## GOAL OF THE EXERCISE
Give the number of lines holding the string "Continue", and nothing else.

## EXTRACTED INFORMATION
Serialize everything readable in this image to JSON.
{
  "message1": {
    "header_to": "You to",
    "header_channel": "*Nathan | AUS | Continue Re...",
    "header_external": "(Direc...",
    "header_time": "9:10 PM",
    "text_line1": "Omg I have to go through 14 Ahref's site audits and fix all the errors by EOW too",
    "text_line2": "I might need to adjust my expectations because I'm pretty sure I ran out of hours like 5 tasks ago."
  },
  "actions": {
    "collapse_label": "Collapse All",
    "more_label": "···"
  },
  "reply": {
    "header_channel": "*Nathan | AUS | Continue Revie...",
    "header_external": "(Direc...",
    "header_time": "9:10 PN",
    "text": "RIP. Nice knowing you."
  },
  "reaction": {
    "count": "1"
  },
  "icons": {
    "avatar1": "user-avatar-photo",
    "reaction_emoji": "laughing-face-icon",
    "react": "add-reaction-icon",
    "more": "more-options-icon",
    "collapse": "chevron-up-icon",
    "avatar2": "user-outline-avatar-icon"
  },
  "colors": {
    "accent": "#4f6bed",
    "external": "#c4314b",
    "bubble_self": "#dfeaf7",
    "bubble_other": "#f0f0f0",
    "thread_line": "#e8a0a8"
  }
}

## RESPONSE FOR THIS EXERCISE
2